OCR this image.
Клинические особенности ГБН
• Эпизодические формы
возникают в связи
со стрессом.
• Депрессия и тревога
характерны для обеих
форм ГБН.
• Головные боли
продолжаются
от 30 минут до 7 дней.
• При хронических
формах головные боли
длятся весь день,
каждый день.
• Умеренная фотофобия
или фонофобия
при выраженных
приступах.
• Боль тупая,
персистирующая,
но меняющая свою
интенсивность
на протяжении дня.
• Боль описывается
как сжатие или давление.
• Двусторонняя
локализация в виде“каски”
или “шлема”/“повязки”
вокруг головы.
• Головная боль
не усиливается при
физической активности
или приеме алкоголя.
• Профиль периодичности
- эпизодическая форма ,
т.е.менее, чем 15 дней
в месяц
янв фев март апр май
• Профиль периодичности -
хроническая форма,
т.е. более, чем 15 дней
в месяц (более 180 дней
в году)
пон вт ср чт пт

——————

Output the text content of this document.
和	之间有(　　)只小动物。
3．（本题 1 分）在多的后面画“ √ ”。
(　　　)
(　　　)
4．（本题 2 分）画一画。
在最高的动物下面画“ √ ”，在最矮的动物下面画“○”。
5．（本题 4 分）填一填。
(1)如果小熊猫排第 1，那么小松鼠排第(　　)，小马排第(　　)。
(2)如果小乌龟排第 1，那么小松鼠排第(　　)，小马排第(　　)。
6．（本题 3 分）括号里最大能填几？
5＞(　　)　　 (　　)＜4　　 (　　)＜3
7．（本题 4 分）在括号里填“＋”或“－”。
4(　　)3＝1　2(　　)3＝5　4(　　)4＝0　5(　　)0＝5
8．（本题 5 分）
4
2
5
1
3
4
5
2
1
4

——————

Short problem ▸ Some lines of the data may hold the word "дней". Say how many do, with nothing else.

Task result ▸ 4